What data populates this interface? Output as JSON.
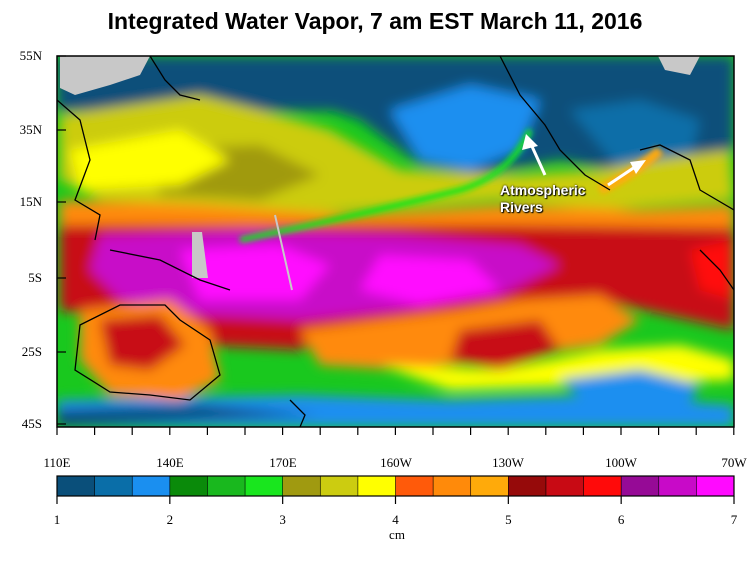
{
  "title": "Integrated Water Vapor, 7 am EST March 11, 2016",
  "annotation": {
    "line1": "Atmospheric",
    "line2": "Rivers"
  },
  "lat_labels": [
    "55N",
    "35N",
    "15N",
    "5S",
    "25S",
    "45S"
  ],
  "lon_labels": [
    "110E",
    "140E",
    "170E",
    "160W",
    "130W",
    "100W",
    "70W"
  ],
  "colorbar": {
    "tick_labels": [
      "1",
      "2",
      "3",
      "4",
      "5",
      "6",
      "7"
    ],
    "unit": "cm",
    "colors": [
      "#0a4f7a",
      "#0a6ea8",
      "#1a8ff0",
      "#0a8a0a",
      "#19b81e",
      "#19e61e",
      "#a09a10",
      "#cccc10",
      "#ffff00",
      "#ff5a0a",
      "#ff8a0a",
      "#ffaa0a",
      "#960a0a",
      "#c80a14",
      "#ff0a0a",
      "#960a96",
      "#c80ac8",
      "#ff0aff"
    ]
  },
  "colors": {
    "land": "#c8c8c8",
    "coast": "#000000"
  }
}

--

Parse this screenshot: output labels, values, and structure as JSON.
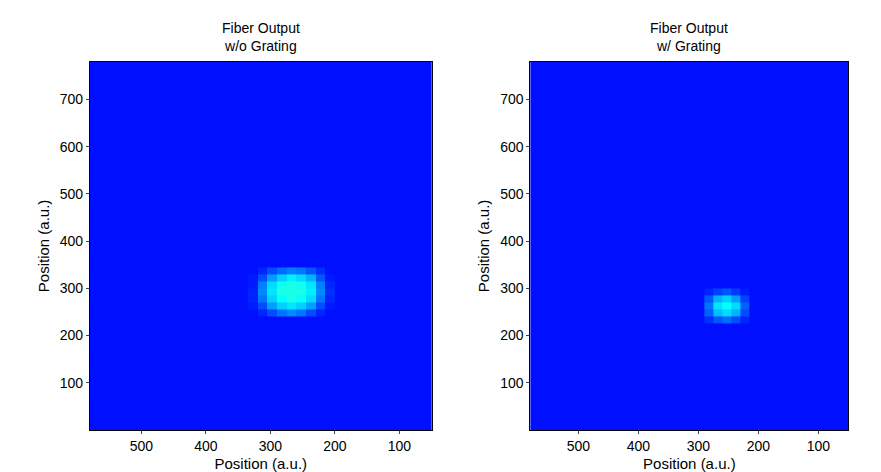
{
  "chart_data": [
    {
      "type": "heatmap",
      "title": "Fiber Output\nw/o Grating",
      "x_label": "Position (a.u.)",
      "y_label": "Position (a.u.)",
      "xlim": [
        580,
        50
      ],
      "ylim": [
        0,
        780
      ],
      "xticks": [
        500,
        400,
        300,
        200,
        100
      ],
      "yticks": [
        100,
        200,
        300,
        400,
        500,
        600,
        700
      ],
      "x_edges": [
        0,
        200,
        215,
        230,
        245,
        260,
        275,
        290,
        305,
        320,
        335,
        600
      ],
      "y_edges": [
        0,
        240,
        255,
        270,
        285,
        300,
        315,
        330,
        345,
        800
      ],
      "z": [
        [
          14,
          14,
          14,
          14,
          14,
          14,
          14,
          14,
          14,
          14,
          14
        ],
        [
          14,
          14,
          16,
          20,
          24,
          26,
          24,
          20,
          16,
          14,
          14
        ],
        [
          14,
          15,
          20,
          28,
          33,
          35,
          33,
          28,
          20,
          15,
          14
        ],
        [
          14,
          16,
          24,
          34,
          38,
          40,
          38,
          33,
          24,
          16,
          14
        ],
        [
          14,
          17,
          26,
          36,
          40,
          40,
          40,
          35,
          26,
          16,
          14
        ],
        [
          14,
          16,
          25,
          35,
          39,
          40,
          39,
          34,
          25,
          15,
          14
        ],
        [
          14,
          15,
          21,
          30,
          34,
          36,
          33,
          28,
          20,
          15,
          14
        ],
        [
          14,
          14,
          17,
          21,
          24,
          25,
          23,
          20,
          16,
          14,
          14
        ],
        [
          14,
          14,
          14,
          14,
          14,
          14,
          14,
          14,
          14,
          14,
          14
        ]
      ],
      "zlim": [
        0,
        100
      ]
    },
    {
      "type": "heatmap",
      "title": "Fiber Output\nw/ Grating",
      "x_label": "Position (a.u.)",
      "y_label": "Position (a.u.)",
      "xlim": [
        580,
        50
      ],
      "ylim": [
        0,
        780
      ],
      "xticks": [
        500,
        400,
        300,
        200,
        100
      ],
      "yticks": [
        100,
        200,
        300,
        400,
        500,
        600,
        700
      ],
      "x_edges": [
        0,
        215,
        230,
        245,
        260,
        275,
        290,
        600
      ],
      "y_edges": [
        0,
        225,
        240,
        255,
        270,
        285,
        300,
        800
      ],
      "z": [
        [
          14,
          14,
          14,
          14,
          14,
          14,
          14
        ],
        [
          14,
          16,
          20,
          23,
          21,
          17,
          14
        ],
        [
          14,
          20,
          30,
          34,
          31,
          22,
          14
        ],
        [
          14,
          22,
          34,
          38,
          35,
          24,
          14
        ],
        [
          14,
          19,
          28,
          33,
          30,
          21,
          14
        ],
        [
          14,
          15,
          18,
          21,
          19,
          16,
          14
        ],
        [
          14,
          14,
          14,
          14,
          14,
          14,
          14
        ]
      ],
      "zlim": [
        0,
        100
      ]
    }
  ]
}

To be done
Find the lines above that contain the word "this" and collect them.

The response
What data populates this interface? Output as JSON.
Parse this screenshot: output labels, values, and structure as JSON.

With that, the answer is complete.